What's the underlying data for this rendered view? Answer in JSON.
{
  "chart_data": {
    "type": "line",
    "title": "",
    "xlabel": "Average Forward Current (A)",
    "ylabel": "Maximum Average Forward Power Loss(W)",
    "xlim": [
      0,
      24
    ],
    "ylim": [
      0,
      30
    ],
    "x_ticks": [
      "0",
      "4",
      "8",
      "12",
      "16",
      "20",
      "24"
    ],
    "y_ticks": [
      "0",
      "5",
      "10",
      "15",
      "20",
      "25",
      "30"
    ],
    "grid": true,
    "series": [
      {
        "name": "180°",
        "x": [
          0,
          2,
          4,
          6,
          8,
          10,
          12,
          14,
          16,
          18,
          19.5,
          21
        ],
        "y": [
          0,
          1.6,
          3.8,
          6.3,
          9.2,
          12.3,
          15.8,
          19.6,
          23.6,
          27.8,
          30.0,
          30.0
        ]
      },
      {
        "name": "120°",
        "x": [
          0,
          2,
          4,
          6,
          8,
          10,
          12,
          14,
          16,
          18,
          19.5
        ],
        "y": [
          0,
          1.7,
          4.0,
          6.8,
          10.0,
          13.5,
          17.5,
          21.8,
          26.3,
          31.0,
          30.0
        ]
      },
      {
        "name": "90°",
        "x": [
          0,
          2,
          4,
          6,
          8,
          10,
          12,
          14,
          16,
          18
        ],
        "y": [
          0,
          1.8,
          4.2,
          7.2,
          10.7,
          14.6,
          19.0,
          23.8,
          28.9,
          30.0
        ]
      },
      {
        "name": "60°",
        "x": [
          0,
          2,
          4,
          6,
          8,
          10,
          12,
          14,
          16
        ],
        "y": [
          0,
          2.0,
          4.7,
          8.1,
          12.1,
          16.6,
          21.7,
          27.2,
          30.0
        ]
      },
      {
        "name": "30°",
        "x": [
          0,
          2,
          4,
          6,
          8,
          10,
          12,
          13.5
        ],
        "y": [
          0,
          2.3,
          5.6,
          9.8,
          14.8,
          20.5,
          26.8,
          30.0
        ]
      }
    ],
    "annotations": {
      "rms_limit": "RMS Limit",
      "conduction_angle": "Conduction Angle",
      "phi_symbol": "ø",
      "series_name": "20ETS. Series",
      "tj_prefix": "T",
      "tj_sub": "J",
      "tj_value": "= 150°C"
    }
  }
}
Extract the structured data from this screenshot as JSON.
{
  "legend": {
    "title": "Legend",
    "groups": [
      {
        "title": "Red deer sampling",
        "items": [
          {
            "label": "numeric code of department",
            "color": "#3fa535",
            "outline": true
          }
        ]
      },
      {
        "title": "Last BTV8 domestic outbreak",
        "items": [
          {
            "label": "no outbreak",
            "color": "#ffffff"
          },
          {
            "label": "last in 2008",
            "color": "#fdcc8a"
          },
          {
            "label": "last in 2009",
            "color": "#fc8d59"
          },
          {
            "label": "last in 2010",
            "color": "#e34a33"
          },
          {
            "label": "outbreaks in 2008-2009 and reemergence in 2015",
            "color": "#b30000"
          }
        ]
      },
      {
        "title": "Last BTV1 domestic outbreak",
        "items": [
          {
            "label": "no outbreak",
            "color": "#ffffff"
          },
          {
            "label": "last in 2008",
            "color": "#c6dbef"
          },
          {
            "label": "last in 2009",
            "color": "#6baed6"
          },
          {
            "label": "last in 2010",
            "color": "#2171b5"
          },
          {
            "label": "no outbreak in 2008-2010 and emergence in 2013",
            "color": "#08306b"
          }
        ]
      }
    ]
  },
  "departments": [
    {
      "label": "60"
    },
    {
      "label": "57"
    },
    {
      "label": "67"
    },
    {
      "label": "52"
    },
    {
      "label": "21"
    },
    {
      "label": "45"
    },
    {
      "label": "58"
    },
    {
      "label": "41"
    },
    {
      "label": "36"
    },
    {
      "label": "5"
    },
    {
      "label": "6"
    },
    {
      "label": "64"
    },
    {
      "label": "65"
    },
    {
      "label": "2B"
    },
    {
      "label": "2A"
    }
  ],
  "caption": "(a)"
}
* * *
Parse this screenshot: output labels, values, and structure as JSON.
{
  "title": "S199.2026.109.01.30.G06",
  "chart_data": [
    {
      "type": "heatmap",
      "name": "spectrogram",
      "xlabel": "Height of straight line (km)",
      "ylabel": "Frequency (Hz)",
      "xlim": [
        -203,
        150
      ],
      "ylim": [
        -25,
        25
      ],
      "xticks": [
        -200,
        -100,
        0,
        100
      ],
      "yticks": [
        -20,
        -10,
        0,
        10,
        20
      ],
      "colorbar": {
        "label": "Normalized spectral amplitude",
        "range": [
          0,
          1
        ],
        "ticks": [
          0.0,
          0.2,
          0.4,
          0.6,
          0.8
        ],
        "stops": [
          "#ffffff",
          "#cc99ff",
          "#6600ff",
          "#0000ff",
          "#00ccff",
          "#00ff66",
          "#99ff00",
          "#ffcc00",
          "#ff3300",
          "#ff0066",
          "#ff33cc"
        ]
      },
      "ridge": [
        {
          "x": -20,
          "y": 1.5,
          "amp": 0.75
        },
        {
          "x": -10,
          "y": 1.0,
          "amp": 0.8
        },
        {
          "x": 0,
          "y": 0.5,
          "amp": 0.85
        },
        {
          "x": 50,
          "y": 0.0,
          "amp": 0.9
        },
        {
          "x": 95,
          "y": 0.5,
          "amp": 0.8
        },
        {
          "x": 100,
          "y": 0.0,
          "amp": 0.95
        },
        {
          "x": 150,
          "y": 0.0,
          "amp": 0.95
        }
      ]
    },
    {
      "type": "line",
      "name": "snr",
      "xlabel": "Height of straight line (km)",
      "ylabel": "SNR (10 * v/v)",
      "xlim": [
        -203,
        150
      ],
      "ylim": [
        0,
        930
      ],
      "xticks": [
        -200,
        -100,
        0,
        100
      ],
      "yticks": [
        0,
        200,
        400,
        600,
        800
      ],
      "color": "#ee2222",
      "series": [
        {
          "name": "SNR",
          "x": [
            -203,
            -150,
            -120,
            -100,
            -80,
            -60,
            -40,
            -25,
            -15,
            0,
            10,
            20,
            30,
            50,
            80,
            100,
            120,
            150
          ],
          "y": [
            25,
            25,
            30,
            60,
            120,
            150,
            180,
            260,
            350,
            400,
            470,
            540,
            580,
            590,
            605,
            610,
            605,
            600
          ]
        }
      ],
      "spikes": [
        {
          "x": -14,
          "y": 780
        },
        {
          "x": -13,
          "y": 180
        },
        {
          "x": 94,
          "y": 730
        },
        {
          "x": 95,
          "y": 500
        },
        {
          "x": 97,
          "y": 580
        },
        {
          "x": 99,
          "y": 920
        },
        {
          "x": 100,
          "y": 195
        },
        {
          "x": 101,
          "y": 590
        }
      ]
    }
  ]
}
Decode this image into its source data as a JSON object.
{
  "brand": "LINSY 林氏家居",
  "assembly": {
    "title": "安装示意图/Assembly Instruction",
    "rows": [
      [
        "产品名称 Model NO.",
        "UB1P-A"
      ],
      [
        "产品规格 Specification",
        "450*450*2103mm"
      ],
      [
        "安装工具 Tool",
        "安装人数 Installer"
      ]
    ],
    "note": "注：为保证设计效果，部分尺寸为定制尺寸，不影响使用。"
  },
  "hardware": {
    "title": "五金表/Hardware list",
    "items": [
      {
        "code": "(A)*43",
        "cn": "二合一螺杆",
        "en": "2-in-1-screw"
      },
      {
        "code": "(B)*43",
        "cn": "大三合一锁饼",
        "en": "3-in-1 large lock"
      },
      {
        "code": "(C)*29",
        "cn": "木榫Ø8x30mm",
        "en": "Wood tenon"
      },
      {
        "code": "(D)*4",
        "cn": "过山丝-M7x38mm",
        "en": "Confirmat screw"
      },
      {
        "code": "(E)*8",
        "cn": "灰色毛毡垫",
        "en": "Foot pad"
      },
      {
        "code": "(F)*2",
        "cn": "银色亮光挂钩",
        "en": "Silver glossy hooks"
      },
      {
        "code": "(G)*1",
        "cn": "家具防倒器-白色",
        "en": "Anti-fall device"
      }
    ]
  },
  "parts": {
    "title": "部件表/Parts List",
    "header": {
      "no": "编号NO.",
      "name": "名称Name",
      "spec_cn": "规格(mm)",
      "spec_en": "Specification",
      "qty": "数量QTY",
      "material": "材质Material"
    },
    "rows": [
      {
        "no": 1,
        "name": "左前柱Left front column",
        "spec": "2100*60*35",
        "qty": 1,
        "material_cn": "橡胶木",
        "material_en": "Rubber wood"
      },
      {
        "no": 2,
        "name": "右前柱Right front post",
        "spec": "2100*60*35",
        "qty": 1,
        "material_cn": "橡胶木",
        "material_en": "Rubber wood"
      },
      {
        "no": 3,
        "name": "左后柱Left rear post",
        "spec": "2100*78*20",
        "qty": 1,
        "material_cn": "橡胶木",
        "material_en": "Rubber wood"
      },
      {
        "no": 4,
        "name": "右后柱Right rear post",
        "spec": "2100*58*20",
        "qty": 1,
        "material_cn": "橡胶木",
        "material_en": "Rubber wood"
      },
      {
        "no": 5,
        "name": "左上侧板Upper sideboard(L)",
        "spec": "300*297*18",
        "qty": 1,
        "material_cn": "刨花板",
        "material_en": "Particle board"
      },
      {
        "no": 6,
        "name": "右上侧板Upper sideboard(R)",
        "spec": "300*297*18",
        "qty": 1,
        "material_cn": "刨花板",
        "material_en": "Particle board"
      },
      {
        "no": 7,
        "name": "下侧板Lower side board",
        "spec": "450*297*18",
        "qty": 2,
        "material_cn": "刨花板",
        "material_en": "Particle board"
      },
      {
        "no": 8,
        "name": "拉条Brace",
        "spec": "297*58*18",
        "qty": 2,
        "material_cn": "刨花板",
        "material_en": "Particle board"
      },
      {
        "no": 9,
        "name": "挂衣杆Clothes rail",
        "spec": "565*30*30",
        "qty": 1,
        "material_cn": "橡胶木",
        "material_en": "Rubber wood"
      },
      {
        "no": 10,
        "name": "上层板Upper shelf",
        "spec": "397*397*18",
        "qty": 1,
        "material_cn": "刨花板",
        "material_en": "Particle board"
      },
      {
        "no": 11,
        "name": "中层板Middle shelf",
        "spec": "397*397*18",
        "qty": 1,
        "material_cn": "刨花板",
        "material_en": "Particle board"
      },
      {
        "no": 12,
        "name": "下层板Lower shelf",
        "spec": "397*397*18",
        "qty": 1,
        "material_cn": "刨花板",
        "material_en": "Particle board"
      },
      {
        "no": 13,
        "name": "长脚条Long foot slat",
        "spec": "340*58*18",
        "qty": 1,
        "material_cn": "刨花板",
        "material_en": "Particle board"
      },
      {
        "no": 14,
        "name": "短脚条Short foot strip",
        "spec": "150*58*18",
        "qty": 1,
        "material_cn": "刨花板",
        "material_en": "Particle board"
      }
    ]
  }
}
--
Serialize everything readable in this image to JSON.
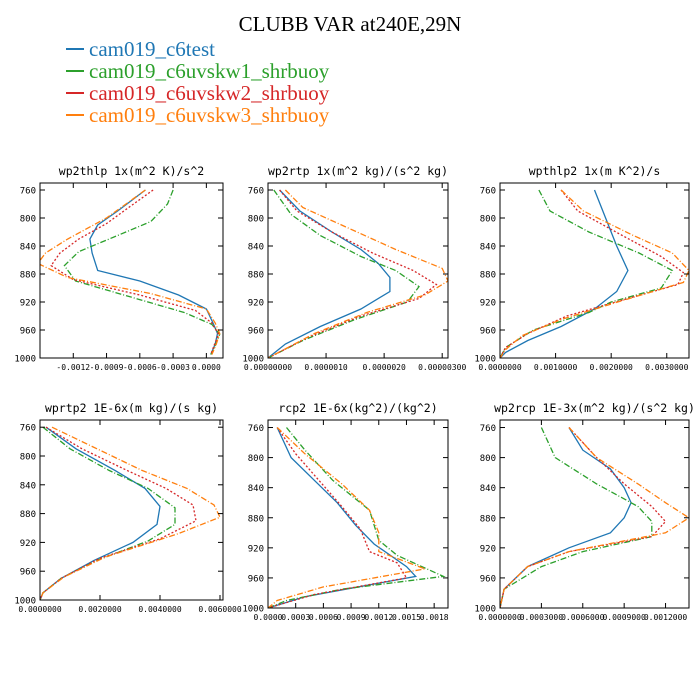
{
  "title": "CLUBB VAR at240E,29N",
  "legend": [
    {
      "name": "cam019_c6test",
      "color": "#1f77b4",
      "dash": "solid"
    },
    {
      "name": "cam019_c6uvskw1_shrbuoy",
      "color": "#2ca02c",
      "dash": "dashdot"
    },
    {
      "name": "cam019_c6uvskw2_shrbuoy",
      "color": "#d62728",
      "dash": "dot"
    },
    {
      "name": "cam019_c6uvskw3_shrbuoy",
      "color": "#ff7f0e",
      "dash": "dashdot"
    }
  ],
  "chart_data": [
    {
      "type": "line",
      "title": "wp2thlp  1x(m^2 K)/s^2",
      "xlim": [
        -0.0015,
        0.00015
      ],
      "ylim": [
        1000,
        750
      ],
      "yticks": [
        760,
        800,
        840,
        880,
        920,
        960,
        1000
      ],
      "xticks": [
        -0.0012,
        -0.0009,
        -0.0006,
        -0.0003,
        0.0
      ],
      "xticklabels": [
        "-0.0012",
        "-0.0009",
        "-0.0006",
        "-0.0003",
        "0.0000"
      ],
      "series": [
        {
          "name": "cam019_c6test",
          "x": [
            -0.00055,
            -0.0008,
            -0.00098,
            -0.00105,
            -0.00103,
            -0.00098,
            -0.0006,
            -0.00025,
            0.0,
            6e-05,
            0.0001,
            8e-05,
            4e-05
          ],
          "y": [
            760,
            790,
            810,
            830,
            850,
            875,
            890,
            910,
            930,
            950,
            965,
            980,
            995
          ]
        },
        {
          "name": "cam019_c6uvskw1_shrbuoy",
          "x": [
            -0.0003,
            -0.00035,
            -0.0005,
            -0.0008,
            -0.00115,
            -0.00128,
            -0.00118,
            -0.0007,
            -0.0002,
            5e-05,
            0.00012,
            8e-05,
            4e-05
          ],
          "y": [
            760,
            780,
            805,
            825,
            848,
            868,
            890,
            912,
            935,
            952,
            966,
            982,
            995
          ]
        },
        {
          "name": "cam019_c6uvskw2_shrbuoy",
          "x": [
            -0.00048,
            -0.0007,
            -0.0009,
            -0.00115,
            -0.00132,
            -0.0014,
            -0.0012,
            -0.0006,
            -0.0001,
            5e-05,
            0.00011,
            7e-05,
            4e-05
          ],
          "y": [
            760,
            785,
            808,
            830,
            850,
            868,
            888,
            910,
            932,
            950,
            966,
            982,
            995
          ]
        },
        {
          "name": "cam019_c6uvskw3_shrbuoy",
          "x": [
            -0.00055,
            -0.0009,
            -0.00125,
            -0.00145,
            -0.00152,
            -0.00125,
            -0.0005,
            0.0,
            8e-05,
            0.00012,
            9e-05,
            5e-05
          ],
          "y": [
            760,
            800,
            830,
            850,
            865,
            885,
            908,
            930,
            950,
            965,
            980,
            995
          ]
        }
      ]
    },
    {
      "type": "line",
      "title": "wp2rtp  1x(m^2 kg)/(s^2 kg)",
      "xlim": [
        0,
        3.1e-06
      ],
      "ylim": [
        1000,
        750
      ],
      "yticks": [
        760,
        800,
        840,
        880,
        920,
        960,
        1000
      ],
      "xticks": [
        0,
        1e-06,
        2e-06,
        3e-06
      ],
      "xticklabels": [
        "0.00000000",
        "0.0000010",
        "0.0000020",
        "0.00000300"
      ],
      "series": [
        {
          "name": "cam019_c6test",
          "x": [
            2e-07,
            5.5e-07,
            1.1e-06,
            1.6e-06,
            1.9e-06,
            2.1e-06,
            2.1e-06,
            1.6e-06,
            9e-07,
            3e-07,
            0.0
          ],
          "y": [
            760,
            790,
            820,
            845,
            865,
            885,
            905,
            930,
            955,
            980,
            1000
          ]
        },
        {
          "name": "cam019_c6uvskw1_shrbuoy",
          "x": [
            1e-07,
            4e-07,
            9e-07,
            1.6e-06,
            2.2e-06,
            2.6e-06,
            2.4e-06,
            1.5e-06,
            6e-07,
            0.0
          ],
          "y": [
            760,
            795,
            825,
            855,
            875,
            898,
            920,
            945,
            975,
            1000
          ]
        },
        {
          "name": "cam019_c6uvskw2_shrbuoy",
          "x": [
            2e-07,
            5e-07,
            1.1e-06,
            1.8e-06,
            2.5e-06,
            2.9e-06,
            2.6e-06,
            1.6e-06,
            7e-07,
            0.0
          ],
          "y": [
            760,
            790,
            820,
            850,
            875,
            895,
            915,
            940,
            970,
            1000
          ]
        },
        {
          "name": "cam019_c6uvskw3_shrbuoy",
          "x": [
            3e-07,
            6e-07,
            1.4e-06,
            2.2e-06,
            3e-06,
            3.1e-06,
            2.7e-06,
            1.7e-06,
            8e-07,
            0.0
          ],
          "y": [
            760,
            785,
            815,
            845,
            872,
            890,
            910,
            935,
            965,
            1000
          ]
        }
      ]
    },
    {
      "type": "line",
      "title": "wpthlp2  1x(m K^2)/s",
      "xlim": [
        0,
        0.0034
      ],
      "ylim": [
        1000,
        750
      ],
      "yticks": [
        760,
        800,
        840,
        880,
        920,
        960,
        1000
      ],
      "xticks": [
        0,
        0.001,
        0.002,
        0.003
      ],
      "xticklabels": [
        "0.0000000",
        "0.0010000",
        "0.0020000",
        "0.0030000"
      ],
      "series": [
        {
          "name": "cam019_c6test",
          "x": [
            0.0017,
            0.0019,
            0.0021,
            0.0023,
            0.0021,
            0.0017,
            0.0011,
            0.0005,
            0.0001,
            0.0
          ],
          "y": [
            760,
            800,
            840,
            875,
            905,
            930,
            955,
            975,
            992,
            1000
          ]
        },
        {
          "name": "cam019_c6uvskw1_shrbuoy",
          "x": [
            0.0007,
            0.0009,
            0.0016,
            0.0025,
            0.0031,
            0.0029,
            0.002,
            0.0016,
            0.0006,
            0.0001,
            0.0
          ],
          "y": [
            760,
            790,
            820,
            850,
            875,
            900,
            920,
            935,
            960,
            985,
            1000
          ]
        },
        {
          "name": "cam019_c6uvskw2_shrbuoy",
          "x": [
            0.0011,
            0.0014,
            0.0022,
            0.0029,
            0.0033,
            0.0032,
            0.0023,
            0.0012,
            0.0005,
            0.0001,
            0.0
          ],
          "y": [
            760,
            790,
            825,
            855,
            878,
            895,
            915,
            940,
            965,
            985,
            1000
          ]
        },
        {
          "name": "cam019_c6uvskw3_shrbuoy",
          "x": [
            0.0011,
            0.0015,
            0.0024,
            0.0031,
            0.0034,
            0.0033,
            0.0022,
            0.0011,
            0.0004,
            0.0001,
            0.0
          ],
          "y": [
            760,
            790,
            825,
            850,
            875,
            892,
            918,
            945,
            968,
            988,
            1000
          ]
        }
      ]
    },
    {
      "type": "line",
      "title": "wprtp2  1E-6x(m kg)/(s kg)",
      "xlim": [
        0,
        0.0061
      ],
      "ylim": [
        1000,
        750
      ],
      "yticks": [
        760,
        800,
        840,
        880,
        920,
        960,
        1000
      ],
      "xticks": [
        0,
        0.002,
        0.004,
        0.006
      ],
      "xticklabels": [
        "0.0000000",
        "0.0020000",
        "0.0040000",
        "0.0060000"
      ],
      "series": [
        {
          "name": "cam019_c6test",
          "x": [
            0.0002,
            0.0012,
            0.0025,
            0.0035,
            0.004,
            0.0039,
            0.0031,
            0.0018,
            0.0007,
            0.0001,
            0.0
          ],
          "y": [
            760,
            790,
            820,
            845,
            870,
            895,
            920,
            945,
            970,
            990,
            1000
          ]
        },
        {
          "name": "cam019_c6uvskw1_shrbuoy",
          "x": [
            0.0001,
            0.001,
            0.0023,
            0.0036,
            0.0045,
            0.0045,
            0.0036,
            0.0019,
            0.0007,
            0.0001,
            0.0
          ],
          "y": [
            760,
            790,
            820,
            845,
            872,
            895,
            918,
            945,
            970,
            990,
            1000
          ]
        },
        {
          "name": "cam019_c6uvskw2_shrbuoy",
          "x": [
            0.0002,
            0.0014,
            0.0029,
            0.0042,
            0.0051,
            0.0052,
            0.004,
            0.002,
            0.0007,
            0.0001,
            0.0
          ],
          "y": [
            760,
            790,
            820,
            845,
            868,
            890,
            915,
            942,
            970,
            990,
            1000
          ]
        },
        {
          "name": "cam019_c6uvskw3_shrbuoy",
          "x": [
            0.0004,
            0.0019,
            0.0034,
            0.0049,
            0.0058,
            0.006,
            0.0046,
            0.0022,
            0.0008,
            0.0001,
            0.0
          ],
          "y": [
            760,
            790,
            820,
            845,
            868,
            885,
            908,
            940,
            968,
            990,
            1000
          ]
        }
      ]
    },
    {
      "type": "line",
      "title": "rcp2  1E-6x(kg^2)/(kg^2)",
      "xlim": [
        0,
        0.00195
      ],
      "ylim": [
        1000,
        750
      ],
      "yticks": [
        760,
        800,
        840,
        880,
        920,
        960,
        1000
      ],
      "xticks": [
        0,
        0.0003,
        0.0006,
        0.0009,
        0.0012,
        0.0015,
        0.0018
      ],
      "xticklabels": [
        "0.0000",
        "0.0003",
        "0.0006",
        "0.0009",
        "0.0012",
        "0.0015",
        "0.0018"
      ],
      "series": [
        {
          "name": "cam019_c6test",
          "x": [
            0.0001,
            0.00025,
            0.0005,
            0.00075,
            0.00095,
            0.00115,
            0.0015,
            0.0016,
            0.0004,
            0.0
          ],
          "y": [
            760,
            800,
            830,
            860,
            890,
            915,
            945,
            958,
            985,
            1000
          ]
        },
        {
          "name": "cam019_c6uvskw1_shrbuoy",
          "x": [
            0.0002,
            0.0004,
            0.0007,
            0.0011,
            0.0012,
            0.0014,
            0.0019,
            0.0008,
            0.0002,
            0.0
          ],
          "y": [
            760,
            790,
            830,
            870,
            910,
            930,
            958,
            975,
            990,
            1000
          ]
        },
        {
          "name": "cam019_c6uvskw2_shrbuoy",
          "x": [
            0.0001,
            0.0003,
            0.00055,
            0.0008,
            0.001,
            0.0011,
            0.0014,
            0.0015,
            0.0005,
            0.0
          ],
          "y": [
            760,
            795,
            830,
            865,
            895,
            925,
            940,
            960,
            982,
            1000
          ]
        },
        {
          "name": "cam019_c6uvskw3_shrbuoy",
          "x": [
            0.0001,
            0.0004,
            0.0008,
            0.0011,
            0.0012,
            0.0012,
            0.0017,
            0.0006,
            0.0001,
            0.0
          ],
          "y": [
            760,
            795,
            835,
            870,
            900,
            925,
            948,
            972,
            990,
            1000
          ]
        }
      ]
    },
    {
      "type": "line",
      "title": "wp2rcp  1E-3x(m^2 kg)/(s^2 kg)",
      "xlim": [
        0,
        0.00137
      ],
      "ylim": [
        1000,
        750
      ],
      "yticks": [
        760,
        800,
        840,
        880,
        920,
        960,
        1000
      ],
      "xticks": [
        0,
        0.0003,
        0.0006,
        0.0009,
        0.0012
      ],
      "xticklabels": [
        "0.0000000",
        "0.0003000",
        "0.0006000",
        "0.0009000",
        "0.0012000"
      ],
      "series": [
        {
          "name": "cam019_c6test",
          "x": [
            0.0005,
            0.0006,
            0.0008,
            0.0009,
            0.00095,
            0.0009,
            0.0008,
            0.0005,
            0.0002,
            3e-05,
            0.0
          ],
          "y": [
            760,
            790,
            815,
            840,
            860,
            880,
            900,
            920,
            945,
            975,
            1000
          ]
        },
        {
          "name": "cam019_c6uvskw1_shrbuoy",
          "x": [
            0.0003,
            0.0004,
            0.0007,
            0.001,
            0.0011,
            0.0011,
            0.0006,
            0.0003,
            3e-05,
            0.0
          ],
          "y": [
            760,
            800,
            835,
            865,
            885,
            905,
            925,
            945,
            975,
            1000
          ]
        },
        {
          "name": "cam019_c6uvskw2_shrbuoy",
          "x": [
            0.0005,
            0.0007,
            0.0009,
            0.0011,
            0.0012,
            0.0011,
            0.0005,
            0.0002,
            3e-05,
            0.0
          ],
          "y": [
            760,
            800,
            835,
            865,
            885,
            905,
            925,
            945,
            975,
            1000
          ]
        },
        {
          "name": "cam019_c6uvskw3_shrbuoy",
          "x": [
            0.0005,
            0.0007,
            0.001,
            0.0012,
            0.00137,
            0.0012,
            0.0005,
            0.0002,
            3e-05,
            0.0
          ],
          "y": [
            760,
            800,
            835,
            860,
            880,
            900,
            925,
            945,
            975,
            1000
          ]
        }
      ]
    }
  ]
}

▶ **TASK GOAL**:
Look above for every line with the word "domestic" and copy it.

▶ **CORRECT OUTPUT**:
        "title": "Last BTV8 domestic outbreak",
        "title": "Last BTV1 domestic outbreak",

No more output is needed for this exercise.